What needs to be done ▸ Write the data out again, exactly as given.
═══
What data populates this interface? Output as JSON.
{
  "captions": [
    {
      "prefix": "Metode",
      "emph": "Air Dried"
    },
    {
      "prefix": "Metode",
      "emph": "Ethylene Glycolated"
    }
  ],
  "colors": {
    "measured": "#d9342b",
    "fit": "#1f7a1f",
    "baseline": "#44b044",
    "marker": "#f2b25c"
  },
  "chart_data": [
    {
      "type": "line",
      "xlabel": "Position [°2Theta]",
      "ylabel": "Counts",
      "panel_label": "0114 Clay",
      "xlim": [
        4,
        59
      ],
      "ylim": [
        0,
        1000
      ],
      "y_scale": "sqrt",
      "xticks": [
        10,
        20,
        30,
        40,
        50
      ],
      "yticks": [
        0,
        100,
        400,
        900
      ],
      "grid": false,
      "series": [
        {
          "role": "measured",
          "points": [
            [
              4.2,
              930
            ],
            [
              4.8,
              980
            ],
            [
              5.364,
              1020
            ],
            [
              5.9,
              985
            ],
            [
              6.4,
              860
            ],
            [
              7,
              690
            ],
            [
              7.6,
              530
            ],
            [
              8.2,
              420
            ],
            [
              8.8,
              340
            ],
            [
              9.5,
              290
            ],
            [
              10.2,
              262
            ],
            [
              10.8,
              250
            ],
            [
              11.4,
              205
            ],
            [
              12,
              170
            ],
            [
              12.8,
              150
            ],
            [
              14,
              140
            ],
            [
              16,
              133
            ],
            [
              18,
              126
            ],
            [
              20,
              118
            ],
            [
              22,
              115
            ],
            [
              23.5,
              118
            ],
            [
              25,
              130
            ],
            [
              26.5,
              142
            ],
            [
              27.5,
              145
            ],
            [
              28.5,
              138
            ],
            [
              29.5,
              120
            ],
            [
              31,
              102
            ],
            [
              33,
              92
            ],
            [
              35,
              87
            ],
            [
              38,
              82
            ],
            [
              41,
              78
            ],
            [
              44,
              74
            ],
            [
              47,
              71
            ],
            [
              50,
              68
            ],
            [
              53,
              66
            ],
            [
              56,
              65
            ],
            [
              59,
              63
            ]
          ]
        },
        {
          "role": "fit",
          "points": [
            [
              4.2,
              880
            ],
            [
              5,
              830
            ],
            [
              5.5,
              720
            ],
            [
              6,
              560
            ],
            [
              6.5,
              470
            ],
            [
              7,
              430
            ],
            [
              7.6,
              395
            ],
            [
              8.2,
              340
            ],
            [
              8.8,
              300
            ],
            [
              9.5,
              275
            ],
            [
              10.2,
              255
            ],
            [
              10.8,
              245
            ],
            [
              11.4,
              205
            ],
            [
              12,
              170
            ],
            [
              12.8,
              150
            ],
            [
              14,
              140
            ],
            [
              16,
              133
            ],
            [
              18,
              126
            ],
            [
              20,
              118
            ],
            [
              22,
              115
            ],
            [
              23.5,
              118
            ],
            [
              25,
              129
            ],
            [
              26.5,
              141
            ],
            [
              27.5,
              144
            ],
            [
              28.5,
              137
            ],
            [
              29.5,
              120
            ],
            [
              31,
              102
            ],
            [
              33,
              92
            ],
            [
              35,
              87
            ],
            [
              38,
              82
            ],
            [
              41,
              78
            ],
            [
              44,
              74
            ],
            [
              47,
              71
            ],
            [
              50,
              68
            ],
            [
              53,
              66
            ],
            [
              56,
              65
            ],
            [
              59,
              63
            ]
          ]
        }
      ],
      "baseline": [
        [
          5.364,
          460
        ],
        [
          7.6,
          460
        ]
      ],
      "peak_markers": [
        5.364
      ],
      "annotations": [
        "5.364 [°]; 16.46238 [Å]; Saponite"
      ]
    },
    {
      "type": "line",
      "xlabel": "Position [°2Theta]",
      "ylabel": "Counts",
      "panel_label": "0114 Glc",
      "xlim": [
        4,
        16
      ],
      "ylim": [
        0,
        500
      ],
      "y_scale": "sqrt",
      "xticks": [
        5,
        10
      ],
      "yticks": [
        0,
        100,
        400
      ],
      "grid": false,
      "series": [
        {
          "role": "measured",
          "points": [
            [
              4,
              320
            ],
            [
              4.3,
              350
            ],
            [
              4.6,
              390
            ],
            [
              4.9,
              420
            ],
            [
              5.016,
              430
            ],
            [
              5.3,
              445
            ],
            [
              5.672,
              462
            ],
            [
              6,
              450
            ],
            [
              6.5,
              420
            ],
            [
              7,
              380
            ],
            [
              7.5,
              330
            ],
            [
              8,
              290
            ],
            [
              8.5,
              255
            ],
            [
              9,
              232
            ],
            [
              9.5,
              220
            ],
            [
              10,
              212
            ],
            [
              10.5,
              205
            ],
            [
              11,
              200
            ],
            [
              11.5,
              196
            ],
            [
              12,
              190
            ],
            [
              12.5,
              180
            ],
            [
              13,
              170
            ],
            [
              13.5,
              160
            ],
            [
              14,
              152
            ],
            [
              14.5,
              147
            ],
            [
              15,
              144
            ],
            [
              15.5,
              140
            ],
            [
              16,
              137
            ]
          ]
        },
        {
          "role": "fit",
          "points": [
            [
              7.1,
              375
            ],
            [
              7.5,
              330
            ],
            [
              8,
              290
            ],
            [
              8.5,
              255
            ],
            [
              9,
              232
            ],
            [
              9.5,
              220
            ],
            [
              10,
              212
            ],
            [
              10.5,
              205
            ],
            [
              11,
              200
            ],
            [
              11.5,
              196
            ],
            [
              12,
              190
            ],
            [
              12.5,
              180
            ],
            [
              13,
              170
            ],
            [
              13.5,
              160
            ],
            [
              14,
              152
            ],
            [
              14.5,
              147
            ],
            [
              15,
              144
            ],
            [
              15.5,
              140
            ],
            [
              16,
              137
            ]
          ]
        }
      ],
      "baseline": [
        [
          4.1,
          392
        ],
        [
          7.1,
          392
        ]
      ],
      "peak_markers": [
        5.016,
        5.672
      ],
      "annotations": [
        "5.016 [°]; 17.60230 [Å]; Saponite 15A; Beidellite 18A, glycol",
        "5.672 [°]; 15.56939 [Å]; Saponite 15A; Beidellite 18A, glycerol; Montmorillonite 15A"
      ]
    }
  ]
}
═══
Correct result ▸
What data populates this interface? Output as JSON.
{
  "captions": [
    {
      "prefix": "Metode",
      "emph": "Air Dried"
    },
    {
      "prefix": "Metode",
      "emph": "Ethylene Glycolated"
    }
  ],
  "colors": {
    "measured": "#d9342b",
    "fit": "#1f7a1f",
    "baseline": "#44b044",
    "marker": "#f2b25c"
  },
  "chart_data": [
    {
      "type": "line",
      "xlabel": "Position [°2Theta]",
      "ylabel": "Counts",
      "panel_label": "0114 Clay",
      "xlim": [
        4,
        59
      ],
      "ylim": [
        0,
        1000
      ],
      "y_scale": "sqrt",
      "xticks": [
        10,
        20,
        30,
        40,
        50
      ],
      "yticks": [
        0,
        100,
        400,
        900
      ],
      "grid": false,
      "series": [
        {
          "role": "measured",
          "points": [
            [
              4.2,
              930
            ],
            [
              4.8,
              980
            ],
            [
              5.364,
              1020
            ],
            [
              5.9,
              985
            ],
            [
              6.4,
              860
            ],
            [
              7,
              690
            ],
            [
              7.6,
              530
            ],
            [
              8.2,
              420
            ],
            [
              8.8,
              340
            ],
            [
              9.5,
              290
            ],
            [
              10.2,
              262
            ],
            [
              10.8,
              250
            ],
            [
              11.4,
              205
            ],
            [
              12,
              170
            ],
            [
              12.8,
              150
            ],
            [
              14,
              140
            ],
            [
              16,
              133
            ],
            [
              18,
              126
            ],
            [
              20,
              118
            ],
            [
              22,
              115
            ],
            [
              23.5,
              118
            ],
            [
              25,
              130
            ],
            [
              26.5,
              142
            ],
            [
              27.5,
              145
            ],
            [
              28.5,
              138
            ],
            [
              29.5,
              120
            ],
            [
              31,
              102
            ],
            [
              33,
              92
            ],
            [
              35,
              87
            ],
            [
              38,
              82
            ],
            [
              41,
              78
            ],
            [
              44,
              74
            ],
            [
              47,
              71
            ],
            [
              50,
              68
            ],
            [
              53,
              66
            ],
            [
              56,
              65
            ],
            [
              59,
              63
            ]
          ]
        },
        {
          "role": "fit",
          "points": [
            [
              4.2,
              880
            ],
            [
              5,
              830
            ],
            [
              5.5,
              720
            ],
            [
              6,
              560
            ],
            [
              6.5,
              470
            ],
            [
              7,
              430
            ],
            [
              7.6,
              395
            ],
            [
              8.2,
              340
            ],
            [
              8.8,
              300
            ],
            [
              9.5,
              275
            ],
            [
              10.2,
              255
            ],
            [
              10.8,
              245
            ],
            [
              11.4,
              205
            ],
            [
              12,
              170
            ],
            [
              12.8,
              150
            ],
            [
              14,
              140
            ],
            [
              16,
              133
            ],
            [
              18,
              126
            ],
            [
              20,
              118
            ],
            [
              22,
              115
            ],
            [
              23.5,
              118
            ],
            [
              25,
              129
            ],
            [
              26.5,
              141
            ],
            [
              27.5,
              144
            ],
            [
              28.5,
              137
            ],
            [
              29.5,
              120
            ],
            [
              31,
              102
            ],
            [
              33,
              92
            ],
            [
              35,
              87
            ],
            [
              38,
              82
            ],
            [
              41,
              78
            ],
            [
              44,
              74
            ],
            [
              47,
              71
            ],
            [
              50,
              68
            ],
            [
              53,
              66
            ],
            [
              56,
              65
            ],
            [
              59,
              63
            ]
          ]
        }
      ],
      "baseline": [
        [
          5.364,
          460
        ],
        [
          7.6,
          460
        ]
      ],
      "peak_markers": [
        5.364
      ],
      "annotations": [
        "5.364 [°]; 16.46238 [Å]; Saponite"
      ]
    },
    {
      "type": "line",
      "xlabel": "Position [°2Theta]",
      "ylabel": "Counts",
      "panel_label": "0114 Glc",
      "xlim": [
        4,
        16
      ],
      "ylim": [
        0,
        500
      ],
      "y_scale": "sqrt",
      "xticks": [
        5,
        10
      ],
      "yticks": [
        0,
        100,
        400
      ],
      "grid": false,
      "series": [
        {
          "role": "measured",
          "points": [
            [
              4,
              320
            ],
            [
              4.3,
              350
            ],
            [
              4.6,
              390
            ],
            [
              4.9,
              420
            ],
            [
              5.016,
              430
            ],
            [
              5.3,
              445
            ],
            [
              5.672,
              462
            ],
            [
              6,
              450
            ],
            [
              6.5,
              420
            ],
            [
              7,
              380
            ],
            [
              7.5,
              330
            ],
            [
              8,
              290
            ],
            [
              8.5,
              255
            ],
            [
              9,
              232
            ],
            [
              9.5,
              220
            ],
            [
              10,
              212
            ],
            [
              10.5,
              205
            ],
            [
              11,
              200
            ],
            [
              11.5,
              196
            ],
            [
              12,
              190
            ],
            [
              12.5,
              180
            ],
            [
              13,
              170
            ],
            [
              13.5,
              160
            ],
            [
              14,
              152
            ],
            [
              14.5,
              147
            ],
            [
              15,
              144
            ],
            [
              15.5,
              140
            ],
            [
              16,
              137
            ]
          ]
        },
        {
          "role": "fit",
          "points": [
            [
              7.1,
              375
            ],
            [
              7.5,
              330
            ],
            [
              8,
              290
            ],
            [
              8.5,
              255
            ],
            [
              9,
              232
            ],
            [
              9.5,
              220
            ],
            [
              10,
              212
            ],
            [
              10.5,
              205
            ],
            [
              11,
              200
            ],
            [
              11.5,
              196
            ],
            [
              12,
              190
            ],
            [
              12.5,
              180
            ],
            [
              13,
              170
            ],
            [
              13.5,
              160
            ],
            [
              14,
              152
            ],
            [
              14.5,
              147
            ],
            [
              15,
              144
            ],
            [
              15.5,
              140
            ],
            [
              16,
              137
            ]
          ]
        }
      ],
      "baseline": [
        [
          4.1,
          392
        ],
        [
          7.1,
          392
        ]
      ],
      "peak_markers": [
        5.016,
        5.672
      ],
      "annotations": [
        "5.016 [°]; 17.60230 [Å]; Saponite 15A; Beidellite 18A, glycol",
        "5.672 [°]; 15.56939 [Å]; Saponite 15A; Beidellite 18A, glycerol; Montmorillonite 15A"
      ]
    }
  ]
}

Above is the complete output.